[start DATASET RECORDS]

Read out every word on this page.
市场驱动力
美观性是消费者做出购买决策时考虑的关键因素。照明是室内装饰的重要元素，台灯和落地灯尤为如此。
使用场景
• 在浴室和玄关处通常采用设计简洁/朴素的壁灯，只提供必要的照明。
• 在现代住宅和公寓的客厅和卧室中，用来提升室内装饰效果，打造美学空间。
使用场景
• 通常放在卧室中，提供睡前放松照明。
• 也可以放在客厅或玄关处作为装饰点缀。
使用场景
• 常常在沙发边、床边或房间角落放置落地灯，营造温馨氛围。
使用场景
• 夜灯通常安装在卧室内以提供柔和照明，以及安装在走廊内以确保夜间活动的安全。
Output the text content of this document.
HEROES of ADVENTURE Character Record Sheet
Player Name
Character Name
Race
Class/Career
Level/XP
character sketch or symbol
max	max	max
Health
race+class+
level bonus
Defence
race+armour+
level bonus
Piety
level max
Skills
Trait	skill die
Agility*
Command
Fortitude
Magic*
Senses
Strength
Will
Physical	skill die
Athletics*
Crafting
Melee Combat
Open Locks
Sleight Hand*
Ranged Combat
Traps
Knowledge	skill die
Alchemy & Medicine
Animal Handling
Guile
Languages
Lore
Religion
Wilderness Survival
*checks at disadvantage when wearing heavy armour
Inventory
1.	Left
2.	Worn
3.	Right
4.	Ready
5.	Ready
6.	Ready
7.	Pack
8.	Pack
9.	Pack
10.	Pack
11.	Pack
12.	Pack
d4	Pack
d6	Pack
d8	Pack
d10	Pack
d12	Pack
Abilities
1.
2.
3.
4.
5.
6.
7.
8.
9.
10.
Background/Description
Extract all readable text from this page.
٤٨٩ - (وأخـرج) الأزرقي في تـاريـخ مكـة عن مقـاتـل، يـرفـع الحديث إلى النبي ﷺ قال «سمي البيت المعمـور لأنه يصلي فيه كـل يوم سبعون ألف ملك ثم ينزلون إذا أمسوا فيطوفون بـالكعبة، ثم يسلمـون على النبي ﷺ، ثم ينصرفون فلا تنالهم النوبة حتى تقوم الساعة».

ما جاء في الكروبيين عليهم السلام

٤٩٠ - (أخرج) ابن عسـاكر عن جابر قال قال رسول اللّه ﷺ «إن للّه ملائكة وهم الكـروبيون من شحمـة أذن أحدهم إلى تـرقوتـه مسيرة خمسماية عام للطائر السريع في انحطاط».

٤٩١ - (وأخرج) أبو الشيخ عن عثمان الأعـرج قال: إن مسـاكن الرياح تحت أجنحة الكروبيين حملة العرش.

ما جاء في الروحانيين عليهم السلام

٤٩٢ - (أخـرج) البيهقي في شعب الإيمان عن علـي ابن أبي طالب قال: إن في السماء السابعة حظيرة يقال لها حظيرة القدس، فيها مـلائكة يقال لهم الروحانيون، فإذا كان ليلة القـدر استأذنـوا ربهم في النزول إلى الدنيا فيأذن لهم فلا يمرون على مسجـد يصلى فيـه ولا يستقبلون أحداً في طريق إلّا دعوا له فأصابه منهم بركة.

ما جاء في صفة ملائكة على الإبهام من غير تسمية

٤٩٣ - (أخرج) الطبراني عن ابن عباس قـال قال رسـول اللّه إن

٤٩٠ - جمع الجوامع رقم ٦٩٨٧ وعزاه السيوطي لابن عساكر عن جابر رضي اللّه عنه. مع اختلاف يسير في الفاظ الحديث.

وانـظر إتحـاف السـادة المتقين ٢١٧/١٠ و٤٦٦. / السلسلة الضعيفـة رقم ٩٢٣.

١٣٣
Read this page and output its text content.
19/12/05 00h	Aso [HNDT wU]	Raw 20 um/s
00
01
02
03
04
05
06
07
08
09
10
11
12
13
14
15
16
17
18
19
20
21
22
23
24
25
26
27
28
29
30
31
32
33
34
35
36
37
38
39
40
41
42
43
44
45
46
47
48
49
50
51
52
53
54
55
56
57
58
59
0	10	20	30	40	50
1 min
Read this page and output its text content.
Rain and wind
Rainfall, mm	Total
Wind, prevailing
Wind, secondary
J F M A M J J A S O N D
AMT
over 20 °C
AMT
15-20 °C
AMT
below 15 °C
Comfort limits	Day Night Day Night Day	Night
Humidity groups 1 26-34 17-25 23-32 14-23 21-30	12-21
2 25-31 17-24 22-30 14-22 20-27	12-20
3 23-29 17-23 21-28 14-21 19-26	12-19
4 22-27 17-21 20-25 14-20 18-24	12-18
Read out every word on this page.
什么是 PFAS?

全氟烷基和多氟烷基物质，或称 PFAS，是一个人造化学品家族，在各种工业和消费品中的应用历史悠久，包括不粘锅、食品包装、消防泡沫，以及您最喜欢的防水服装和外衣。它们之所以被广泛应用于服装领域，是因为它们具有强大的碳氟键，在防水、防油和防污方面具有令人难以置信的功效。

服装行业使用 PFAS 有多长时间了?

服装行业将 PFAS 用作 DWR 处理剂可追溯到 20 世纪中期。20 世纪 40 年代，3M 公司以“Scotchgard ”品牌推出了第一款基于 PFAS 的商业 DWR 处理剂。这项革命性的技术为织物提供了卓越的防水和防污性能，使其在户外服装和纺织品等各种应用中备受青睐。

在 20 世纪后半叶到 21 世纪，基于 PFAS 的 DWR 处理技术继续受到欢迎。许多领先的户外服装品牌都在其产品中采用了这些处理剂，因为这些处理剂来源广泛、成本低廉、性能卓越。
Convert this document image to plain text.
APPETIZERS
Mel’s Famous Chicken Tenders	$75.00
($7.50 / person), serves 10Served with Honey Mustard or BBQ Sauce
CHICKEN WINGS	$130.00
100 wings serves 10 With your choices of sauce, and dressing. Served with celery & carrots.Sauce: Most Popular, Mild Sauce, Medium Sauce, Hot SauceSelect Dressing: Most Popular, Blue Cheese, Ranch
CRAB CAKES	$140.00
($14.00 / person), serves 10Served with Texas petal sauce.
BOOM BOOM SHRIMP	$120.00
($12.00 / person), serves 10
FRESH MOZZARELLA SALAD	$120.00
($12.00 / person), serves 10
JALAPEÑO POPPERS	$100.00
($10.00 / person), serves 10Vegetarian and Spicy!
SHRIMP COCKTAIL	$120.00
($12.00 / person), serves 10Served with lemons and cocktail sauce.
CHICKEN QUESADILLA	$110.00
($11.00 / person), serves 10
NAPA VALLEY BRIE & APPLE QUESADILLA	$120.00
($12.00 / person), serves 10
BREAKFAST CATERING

[end DATASET RECORDS]

- _WORK TO BE COMPLETED_
Select every line of the records holding the string "QUESADILLA".

- _TASK ANSWER_
CHICKEN QUESADILLA	$110.00
NAPA VALLEY BRIE & APPLE QUESADILLA	$120.00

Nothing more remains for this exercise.